[Data extracted from a collection]
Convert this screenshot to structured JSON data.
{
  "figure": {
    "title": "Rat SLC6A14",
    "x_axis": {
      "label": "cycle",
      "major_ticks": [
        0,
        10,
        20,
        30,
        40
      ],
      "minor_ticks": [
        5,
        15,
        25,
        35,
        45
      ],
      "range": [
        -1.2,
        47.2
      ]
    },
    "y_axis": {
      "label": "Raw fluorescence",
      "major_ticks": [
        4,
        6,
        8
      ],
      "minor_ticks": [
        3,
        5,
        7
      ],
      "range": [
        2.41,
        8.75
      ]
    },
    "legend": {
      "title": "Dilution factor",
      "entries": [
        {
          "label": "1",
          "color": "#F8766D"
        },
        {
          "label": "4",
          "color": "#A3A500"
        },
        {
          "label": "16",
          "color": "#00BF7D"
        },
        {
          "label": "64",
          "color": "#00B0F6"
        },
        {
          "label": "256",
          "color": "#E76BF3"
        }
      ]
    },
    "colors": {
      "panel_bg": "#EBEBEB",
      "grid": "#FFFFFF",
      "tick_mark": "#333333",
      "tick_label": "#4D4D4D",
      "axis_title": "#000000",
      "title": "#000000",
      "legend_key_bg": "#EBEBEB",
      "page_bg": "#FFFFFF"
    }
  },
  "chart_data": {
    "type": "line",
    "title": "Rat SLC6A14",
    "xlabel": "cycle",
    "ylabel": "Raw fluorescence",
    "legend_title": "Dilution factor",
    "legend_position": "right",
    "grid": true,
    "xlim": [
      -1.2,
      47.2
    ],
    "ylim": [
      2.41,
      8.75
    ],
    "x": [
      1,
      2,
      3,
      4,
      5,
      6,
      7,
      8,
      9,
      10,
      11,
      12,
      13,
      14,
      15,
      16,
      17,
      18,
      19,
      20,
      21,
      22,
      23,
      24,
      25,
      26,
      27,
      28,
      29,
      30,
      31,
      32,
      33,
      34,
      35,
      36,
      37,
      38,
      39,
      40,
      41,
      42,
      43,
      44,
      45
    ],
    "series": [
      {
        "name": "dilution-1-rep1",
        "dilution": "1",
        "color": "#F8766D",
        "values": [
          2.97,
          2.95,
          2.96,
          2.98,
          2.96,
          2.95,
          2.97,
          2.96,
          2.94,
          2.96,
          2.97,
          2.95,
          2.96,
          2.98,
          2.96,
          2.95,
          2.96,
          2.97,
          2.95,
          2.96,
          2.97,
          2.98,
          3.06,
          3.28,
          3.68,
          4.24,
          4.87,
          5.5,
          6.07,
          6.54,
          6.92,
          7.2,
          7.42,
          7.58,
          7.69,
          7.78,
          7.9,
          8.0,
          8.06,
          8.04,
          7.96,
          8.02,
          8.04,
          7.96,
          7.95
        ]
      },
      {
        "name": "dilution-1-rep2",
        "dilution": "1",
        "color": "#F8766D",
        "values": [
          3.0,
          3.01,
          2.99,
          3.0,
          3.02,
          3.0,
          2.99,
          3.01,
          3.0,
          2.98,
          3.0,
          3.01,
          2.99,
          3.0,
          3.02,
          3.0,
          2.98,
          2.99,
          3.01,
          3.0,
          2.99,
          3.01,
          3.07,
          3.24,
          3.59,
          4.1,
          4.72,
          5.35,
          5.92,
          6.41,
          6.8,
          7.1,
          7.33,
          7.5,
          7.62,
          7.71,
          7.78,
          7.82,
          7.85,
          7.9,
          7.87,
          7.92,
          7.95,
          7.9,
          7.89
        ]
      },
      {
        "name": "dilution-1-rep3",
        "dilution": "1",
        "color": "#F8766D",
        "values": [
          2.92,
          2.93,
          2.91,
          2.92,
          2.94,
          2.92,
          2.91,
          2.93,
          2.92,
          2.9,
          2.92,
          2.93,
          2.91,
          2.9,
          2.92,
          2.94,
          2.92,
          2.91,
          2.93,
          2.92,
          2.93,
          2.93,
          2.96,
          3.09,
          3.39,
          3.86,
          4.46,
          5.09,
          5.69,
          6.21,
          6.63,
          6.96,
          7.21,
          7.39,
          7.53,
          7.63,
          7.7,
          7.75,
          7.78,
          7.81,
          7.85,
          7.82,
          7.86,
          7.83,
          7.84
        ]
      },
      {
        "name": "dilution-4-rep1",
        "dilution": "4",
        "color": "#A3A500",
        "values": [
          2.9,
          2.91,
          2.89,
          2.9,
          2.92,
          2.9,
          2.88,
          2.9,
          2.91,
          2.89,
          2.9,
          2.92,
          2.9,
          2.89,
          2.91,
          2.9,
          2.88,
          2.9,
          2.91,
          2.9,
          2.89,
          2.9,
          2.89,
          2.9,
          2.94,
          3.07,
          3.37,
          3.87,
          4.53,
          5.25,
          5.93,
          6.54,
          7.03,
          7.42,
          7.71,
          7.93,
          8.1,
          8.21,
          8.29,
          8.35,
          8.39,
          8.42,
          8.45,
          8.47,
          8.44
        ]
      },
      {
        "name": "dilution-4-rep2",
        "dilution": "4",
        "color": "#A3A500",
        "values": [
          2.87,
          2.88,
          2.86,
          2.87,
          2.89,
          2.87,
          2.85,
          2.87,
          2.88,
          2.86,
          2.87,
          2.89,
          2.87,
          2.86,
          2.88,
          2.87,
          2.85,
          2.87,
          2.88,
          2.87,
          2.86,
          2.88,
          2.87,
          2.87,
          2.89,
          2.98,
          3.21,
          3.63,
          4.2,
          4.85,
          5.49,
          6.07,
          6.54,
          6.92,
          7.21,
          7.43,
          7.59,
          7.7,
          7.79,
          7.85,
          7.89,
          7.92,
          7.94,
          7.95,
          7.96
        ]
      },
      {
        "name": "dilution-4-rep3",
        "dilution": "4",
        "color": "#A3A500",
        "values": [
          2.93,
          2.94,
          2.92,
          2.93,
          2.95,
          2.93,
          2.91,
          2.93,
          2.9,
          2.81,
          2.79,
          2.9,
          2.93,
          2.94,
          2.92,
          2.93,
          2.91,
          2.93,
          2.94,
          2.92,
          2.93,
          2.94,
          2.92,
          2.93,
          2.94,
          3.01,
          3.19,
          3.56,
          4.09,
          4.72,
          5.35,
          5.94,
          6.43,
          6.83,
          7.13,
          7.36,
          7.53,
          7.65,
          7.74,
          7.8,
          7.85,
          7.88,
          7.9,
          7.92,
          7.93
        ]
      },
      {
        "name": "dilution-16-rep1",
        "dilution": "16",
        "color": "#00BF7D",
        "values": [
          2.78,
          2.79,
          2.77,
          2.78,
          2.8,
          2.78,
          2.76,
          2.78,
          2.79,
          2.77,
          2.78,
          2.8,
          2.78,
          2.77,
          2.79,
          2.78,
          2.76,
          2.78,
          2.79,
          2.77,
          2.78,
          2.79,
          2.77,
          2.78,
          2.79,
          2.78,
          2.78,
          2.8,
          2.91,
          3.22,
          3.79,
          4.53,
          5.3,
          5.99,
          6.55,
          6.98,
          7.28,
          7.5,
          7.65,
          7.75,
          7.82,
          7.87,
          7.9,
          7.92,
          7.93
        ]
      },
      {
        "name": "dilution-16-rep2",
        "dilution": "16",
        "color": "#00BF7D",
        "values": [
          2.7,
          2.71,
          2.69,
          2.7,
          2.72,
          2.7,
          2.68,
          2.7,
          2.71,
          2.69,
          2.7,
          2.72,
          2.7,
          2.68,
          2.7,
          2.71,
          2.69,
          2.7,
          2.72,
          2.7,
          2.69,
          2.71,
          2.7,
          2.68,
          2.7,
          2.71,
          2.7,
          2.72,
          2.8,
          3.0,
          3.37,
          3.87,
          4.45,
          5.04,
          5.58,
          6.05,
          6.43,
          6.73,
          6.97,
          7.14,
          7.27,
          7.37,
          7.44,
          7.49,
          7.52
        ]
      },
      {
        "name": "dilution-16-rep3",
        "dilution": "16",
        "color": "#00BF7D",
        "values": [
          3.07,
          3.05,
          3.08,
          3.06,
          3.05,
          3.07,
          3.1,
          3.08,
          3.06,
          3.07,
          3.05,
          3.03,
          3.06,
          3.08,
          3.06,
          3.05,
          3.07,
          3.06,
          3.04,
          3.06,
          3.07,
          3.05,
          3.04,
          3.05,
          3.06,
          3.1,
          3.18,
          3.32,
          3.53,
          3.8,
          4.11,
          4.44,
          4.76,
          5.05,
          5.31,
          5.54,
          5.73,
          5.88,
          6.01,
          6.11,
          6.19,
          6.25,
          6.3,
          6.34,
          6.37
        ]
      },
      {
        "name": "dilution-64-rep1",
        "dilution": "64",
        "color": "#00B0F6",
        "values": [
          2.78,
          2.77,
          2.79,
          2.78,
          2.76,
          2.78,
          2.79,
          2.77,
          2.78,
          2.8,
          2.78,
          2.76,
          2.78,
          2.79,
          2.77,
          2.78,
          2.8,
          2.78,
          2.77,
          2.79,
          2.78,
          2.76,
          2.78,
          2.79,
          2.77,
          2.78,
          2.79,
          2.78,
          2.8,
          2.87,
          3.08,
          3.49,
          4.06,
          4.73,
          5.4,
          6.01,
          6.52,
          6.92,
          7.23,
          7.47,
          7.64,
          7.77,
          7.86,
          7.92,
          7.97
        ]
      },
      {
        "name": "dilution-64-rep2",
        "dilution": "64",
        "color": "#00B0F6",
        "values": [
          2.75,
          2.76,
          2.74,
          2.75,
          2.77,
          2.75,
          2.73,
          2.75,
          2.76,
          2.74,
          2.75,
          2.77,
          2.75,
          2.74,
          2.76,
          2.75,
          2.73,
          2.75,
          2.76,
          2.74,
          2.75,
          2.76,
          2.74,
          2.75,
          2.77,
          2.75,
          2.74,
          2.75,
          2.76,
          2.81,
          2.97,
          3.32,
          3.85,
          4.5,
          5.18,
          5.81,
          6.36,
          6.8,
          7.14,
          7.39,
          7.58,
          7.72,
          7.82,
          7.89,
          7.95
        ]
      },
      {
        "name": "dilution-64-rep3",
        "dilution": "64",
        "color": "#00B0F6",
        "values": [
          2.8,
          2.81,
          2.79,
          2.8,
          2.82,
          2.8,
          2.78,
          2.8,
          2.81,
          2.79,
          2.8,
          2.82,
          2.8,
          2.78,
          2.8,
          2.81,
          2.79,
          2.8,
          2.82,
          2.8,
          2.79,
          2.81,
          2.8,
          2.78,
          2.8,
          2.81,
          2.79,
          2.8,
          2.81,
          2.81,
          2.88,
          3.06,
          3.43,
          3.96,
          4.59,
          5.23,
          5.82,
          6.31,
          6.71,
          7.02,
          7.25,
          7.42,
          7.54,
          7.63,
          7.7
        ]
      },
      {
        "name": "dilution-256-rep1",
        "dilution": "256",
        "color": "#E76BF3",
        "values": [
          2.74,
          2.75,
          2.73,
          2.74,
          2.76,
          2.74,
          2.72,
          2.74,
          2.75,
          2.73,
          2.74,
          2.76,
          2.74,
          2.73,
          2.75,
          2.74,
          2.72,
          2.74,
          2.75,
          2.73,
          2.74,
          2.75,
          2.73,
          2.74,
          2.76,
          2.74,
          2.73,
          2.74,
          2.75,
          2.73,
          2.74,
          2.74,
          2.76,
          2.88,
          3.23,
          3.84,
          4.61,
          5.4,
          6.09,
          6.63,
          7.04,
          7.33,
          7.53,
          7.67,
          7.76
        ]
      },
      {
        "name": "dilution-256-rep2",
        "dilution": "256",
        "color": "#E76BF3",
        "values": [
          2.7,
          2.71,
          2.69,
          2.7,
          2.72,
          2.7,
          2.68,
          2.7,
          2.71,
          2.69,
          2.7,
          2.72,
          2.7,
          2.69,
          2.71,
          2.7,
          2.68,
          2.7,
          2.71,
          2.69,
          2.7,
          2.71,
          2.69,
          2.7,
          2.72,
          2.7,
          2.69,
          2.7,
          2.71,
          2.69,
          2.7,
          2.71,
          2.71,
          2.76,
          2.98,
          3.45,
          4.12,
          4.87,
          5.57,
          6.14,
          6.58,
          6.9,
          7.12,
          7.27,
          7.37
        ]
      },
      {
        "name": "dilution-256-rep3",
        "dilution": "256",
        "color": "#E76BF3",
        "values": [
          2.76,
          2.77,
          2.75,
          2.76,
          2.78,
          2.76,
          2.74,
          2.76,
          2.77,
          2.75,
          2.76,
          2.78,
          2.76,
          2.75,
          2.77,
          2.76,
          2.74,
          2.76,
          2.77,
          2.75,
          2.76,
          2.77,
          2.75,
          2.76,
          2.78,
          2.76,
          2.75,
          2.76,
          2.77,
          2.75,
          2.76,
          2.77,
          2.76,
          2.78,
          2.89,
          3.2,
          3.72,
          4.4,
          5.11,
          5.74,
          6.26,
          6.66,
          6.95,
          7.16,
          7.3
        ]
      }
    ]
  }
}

■ Written task
Copy out each line of the records where the string "EBEBEB" appears.

■ Final result
      "panel_bg": "#EBEBEB",
      "legend_key_bg": "#EBEBEB",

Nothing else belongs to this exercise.